Show all lines that include the string "value"; copy each one.
::::
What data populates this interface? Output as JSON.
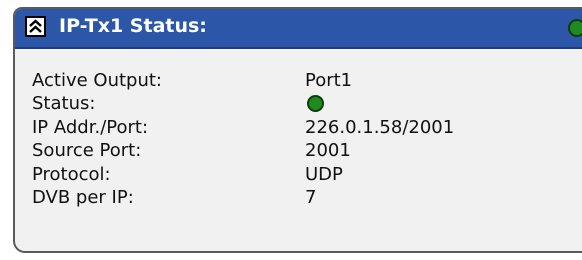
{
  "panel": {
    "title": "IP-Tx1 Status:",
    "collapse_icon": "double-chevron-up-icon",
    "header_status_color": "#1f8a1f",
    "header_color": "#2c57a8"
  },
  "rows": [
    {
      "label": "Active Output:",
      "value": "Port1"
    },
    {
      "label": "Status:",
      "value": "",
      "indicator": "green-status-dot"
    },
    {
      "label": "IP Addr./Port:",
      "value": "226.0.1.58/2001"
    },
    {
      "label": "Source Port:",
      "value": "2001"
    },
    {
      "label": "Protocol:",
      "value": "UDP"
    },
    {
      "label": "DVB per IP:",
      "value": "7"
    }
  ]
}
::::
◆ **Answer to this task**
      "value": "Port1"
      "value": "",
      "value": "226.0.1.58/2001"
      "value": "2001"
      "value": "UDP"
      "value": "7"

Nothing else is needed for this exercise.